### Record excerpts

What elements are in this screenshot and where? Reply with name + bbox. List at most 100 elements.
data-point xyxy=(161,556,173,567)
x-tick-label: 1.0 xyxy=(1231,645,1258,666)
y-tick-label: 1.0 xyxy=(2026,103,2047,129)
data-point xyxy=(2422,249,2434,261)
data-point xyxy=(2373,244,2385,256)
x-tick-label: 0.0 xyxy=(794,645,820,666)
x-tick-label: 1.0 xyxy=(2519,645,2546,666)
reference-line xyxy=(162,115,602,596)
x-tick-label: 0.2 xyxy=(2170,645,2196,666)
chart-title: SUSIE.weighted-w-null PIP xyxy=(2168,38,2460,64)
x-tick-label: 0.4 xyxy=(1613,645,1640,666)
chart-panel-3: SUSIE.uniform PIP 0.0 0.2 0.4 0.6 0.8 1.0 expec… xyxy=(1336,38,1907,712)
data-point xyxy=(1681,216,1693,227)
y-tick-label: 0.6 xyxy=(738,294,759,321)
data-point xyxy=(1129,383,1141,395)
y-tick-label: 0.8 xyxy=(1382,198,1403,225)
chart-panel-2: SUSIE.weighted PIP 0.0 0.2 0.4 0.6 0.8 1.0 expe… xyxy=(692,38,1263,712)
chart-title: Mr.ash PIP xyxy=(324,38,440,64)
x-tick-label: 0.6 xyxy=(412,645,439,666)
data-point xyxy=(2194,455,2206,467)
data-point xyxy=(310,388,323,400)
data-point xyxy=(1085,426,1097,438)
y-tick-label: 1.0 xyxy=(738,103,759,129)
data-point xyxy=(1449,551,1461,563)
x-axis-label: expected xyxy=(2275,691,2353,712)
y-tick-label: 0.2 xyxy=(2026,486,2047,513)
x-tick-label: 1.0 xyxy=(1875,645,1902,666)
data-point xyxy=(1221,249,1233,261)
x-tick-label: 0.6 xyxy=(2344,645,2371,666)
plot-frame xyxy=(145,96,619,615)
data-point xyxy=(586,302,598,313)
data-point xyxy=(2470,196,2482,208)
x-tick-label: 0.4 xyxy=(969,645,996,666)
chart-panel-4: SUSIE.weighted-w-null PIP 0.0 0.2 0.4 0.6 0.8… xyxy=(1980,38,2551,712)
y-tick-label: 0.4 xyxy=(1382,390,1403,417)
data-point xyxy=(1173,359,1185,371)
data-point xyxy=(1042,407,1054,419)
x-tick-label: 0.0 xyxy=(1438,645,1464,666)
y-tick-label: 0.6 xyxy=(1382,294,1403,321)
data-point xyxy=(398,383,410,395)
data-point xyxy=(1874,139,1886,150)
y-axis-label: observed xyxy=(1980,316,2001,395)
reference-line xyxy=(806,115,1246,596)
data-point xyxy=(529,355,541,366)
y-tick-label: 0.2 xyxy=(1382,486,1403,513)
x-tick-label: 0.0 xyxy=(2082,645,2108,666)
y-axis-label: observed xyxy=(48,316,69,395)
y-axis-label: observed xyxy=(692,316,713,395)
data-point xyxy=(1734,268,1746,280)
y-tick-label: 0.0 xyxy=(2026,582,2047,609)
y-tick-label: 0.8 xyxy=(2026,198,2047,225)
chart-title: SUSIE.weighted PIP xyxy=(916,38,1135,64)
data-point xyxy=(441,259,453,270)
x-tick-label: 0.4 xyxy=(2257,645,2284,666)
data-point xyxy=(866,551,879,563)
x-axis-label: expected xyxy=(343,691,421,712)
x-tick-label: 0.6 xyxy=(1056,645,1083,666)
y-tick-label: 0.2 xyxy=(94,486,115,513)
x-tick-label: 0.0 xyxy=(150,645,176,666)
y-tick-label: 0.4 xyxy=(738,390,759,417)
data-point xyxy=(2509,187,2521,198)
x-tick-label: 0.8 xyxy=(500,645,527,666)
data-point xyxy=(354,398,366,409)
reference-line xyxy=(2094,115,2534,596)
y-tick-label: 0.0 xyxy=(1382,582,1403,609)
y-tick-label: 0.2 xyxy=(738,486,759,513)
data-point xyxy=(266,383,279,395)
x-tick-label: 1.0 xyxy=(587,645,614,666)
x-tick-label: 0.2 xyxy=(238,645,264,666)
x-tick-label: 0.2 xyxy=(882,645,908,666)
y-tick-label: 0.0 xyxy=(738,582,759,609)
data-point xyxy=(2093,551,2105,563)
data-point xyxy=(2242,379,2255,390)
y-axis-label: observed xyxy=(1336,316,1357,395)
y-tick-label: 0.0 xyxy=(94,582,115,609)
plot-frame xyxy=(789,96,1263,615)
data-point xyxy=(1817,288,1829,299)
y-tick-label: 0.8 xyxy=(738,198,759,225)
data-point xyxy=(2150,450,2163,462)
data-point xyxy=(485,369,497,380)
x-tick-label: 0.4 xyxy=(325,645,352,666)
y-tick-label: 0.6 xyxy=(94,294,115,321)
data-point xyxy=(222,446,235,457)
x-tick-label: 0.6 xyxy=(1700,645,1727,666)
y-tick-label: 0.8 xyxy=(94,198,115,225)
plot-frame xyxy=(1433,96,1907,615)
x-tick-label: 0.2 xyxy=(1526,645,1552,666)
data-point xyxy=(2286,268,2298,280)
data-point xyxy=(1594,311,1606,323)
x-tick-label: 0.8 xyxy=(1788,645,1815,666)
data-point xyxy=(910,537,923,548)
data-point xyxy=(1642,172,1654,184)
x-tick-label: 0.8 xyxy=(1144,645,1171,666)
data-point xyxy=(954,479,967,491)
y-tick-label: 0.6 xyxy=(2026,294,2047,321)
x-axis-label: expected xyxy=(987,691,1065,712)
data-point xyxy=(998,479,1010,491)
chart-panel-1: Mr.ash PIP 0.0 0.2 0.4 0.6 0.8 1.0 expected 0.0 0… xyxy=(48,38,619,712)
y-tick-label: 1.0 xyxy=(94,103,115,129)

######

Exercise prompt: Reproduce every entry above verbatim, with each line unchanged and in its original order.

Written reply:
What elements are in this screenshot and where? Reply with name + bbox. List at most 100 elements.
data-point xyxy=(161,556,173,567)
x-tick-label: 1.0 xyxy=(1231,645,1258,666)
y-tick-label: 1.0 xyxy=(2026,103,2047,129)
data-point xyxy=(2422,249,2434,261)
data-point xyxy=(2373,244,2385,256)
x-tick-label: 0.0 xyxy=(794,645,820,666)
x-tick-label: 1.0 xyxy=(2519,645,2546,666)
reference-line xyxy=(162,115,602,596)
x-tick-label: 0.2 xyxy=(2170,645,2196,666)
chart-title: SUSIE.weighted-w-null PIP xyxy=(2168,38,2460,64)
x-tick-label: 0.4 xyxy=(1613,645,1640,666)
chart-panel-3: SUSIE.uniform PIP 0.0 0.2 0.4 0.6 0.8 1.0 expec… xyxy=(1336,38,1907,712)
data-point xyxy=(1681,216,1693,227)
y-tick-label: 0.6 xyxy=(738,294,759,321)
data-point xyxy=(1129,383,1141,395)
y-tick-label: 0.8 xyxy=(1382,198,1403,225)
chart-panel-2: SUSIE.weighted PIP 0.0 0.2 0.4 0.6 0.8 1.0 expe… xyxy=(692,38,1263,712)
chart-title: Mr.ash PIP xyxy=(324,38,440,64)
x-tick-label: 0.6 xyxy=(412,645,439,666)
data-point xyxy=(2194,455,2206,467)
data-point xyxy=(310,388,323,400)
data-point xyxy=(1085,426,1097,438)
y-tick-label: 1.0 xyxy=(738,103,759,129)
data-point xyxy=(1449,551,1461,563)
x-axis-label: expected xyxy=(2275,691,2353,712)
y-tick-label: 0.2 xyxy=(2026,486,2047,513)
x-tick-label: 1.0 xyxy=(1875,645,1902,666)
data-point xyxy=(1221,249,1233,261)
x-tick-label: 0.6 xyxy=(2344,645,2371,666)
plot-frame xyxy=(145,96,619,615)
data-point xyxy=(586,302,598,313)
data-point xyxy=(2470,196,2482,208)
x-tick-label: 0.4 xyxy=(969,645,996,666)
chart-panel-4: SUSIE.weighted-w-null PIP 0.0 0.2 0.4 0.6 0.8… xyxy=(1980,38,2551,712)
y-tick-label: 0.4 xyxy=(1382,390,1403,417)
data-point xyxy=(1173,359,1185,371)
data-point xyxy=(1042,407,1054,419)
x-tick-label: 0.0 xyxy=(1438,645,1464,666)
y-tick-label: 0.6 xyxy=(1382,294,1403,321)
data-point xyxy=(398,383,410,395)
data-point xyxy=(1874,139,1886,150)
y-axis-label: observed xyxy=(1980,316,2001,395)
reference-line xyxy=(806,115,1246,596)
data-point xyxy=(529,355,541,366)
y-tick-label: 0.2 xyxy=(1382,486,1403,513)
x-tick-label: 0.0 xyxy=(2082,645,2108,666)
y-axis-label: observed xyxy=(48,316,69,395)
y-axis-label: observed xyxy=(692,316,713,395)
data-point xyxy=(1734,268,1746,280)
y-tick-label: 0.0 xyxy=(2026,582,2047,609)
y-tick-label: 0.8 xyxy=(2026,198,2047,225)
chart-title: SUSIE.weighted PIP xyxy=(916,38,1135,64)
data-point xyxy=(441,259,453,270)
x-tick-label: 0.4 xyxy=(2257,645,2284,666)
data-point xyxy=(866,551,879,563)
x-axis-label: expected xyxy=(343,691,421,712)
x-tick-label: 0.6 xyxy=(1056,645,1083,666)
y-tick-label: 0.2 xyxy=(94,486,115,513)
x-tick-label: 0.0 xyxy=(150,645,176,666)
y-tick-label: 0.4 xyxy=(738,390,759,417)
data-point xyxy=(2509,187,2521,198)
x-tick-label: 0.8 xyxy=(500,645,527,666)
data-point xyxy=(354,398,366,409)
reference-line xyxy=(2094,115,2534,596)
y-tick-label: 0.0 xyxy=(1382,582,1403,609)
y-tick-label: 0.2 xyxy=(738,486,759,513)
data-point xyxy=(266,383,279,395)
x-tick-label: 1.0 xyxy=(587,645,614,666)
x-tick-label: 0.2 xyxy=(238,645,264,666)
x-tick-label: 0.2 xyxy=(882,645,908,666)
y-tick-label: 0.0 xyxy=(738,582,759,609)
data-point xyxy=(2093,551,2105,563)
data-point xyxy=(2242,379,2255,390)
y-axis-label: observed xyxy=(1336,316,1357,395)
y-tick-label: 0.0 xyxy=(94,582,115,609)
plot-frame xyxy=(789,96,1263,615)
data-point xyxy=(1817,288,1829,299)
y-tick-label: 0.8 xyxy=(738,198,759,225)
data-point xyxy=(2150,450,2163,462)
data-point xyxy=(485,369,497,380)
x-tick-label: 0.4 xyxy=(325,645,352,666)
y-tick-label: 0.6 xyxy=(94,294,115,321)
data-point xyxy=(222,446,235,457)
x-tick-label: 0.6 xyxy=(1700,645,1727,666)
y-tick-label: 0.8 xyxy=(94,198,115,225)
plot-frame xyxy=(1433,96,1907,615)
x-tick-label: 0.2 xyxy=(1526,645,1552,666)
data-point xyxy=(2286,268,2298,280)
data-point xyxy=(1594,311,1606,323)
x-tick-label: 0.8 xyxy=(1788,645,1815,666)
data-point xyxy=(910,537,923,548)
data-point xyxy=(1642,172,1654,184)
x-tick-label: 0.8 xyxy=(1144,645,1171,666)
data-point xyxy=(954,479,967,491)
y-tick-label: 0.6 xyxy=(2026,294,2047,321)
x-axis-label: expected xyxy=(987,691,1065,712)
data-point xyxy=(998,479,1010,491)
chart-panel-1: Mr.ash PIP 0.0 0.2 0.4 0.6 0.8 1.0 expected 0.0 0… xyxy=(48,38,619,712)
y-tick-label: 1.0 xyxy=(94,103,115,129)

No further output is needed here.